Sunburn was defined as any reddening or discomfort of the skin that lasts longer than 12 hours after exposure to the sun. Survivors reported on their children’s and their own number of sunburns experienced during the past 6 months.

Items assessed frequency of using sunscreen (six items); wearing a wide-brimmed hat (one item), clothing (two items), and sunglasses (one item); staying in the shade (one item); and limiting time outdoors between 10AM and 4PM (one item) (Table 2). The sunscreen measure omitted the seventh item, which was included in the original trial report,15 to enhance comparison of findings with the literature. Responses ranged from never (1) to always (5); response options were not combined. Survivors reported on their children’s and their own behavior. For multi-item measures, scores were averaged to create composite behavior scores. A composite sun protection score was the average of the composite sunscreen score, composite clothing score, wide-brimmed hat score, sunglasses score, shade score, and limiting time outdoors score.

Table 2.

Frequency of Sun Protection Behaviors in Children, N=340 Melanoma Survivors Reporting on One of Their Children

Sun protection behavior Always n (%) Frequently n (%) Sometimes n (%) Rarely n (%) Never n (%) Mean (SD)
Sunscreen 2.97 (0.72)
 Wear sunscreen 73 (21.5) 163 (47.9) 76 (22.4) 14 (4.1) 14 (4.1)
 Put on 30 minutes before going outdoors 30 (8.8) 98 (28.8) 131 (38.5) 55 (16.2) 26 (7.6)
 Put on all body parts not covered by clothing 54 (15.9) 115 (33.8) 79 (23.2) 59 (17.4) 33 (9.7)
 Reapply within 1 hour after going outdoors 5 (1.5) 58 (17.1) 139 (40.9) 100 (29.4) 38 (11.2)
 Reapply after each hour outdoors 8 (2.4) 58 (17.2) 139 (41.1) 99 (29.3) 34 (10.1)
 Lip balm 8 (2.4) 41 (12.1) 84 (24.7) 86 (25.3) 121 (35.6)
Wide-brimmed hat 9 (2.6) 23 (6.8) 70 (20.6) 104 (30.6) 134 (39.4) 2.03 (1.05)
Clothing 3.21 (0.71)
 Shirt with sleeves to elbow or longer 16 (4.7) 79 (23.2) 159 (46.8) 75 (22.1) 11 (3.2)
 Knee-length or longer pants 20 (5.9) 143 (42.1) 134 (39.4) 33 (9.7) 10 (2.9)
Sunglasses 5 (1.5) 28 (8.2) 103 (30.3) 115 (33.8) 89 (26.2) 2.25 (0.98)
Shade 10 (2.9) 102 (30.0) 188 (55.3) 39 (11.5) 1 (0.3) 3.24 (0.70)
Limiting time outdoors 10AM to 4PM 27 (8.0) 124 (36.6) 93 (27.4) 55 (16.2) 40 (11.8) 3.13 (1.14)
Sun protection composite 2.80 (0.48)

Note: Valid percentages are reported. Percentages may not total 100 due to rounding.

───

Required work:
**a)** Answer these from the sun protection passage, one line each:
(i) How long must reddening or discomfort of the skin last after sun exposure to count as sunburn?
(ii) What range did the responses on behavior frequency span?
(iii) What mean (SD) does Table 2 give for wearing a wide-brimmed hat?
**b)** Pick up the sun protection passage after the note beneath Table 2 and continue it.

[Document layout analysis data]

───

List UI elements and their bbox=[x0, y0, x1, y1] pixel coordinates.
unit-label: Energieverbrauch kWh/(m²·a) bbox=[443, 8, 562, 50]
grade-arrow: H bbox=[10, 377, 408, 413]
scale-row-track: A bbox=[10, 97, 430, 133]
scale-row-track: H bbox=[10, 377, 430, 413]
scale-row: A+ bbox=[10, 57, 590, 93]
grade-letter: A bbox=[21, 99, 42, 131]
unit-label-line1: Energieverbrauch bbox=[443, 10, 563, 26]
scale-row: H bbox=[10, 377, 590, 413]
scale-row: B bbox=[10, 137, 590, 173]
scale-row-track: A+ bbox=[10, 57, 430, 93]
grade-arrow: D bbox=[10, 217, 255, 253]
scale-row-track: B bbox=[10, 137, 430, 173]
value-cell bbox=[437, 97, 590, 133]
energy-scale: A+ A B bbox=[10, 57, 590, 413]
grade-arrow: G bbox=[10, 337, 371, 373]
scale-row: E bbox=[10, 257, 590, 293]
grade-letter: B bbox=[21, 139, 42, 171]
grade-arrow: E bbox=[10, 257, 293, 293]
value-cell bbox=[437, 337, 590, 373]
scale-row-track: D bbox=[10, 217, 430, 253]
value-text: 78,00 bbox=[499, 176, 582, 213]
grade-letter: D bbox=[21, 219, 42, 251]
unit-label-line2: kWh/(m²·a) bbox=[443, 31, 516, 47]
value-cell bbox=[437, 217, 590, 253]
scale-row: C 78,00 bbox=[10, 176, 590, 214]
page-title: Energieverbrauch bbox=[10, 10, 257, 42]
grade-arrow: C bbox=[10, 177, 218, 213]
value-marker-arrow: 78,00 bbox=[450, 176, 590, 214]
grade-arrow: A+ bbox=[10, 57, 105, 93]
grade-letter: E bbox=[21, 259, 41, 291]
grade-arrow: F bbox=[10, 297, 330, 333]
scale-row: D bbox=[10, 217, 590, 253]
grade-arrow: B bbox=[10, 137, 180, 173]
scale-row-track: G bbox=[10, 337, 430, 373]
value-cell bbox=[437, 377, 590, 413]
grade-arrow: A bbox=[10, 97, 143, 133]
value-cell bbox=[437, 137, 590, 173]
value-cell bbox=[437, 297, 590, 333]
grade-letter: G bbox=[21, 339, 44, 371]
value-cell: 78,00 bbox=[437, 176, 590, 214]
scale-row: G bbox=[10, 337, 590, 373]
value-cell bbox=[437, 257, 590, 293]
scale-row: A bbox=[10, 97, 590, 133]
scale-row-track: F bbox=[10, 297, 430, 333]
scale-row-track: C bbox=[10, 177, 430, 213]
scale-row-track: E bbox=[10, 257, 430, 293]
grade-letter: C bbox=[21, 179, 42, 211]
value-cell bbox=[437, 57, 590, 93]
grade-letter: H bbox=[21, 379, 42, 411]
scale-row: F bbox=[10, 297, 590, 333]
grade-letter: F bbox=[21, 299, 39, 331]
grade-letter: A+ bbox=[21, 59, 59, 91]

───

Results for the exercise:
**a)**
(i) Longer than 12 hours after exposure to the sun.
(ii) From never (1) to always (5).
(iii) 2.03 (1.05).

**b)**
Two items about sunscreen and one item each about shade, clothing, and limiting time outdoors assessed knowledge relevant to practicing sun protection (e.g., the interpretation of sunscreen’s sun protection factor). Items were coded as correct/incorrect (missing/don’t know responses were coded as incorrect). A summed knowledge score could range from 0 to 5. The measure omitted the sixth item about swimwear, which was included in the original trial report,15 as it was outdated given the increased availability of protective swimwear.

Measures associated with Social Cognitive Theory included self-efficacy, outcome expectations, behavioral intention, and perceived availability/accessibility of materials. Item scores were averaged to create a scale score; Cronbach’s alpha (α) estimated internal consistency reliability. Measures were based on previous research.20,21 Self-efficacy measures assessed belief in the capability to protect children with sunscreen (three items, α=0.79), hats (one item), clothing (one item), shade (two items, α=0.76), and limiting children’s time outdoors midday (three items, α=0.89). Responses ranged from not confident at all (1) to extremely confident (5).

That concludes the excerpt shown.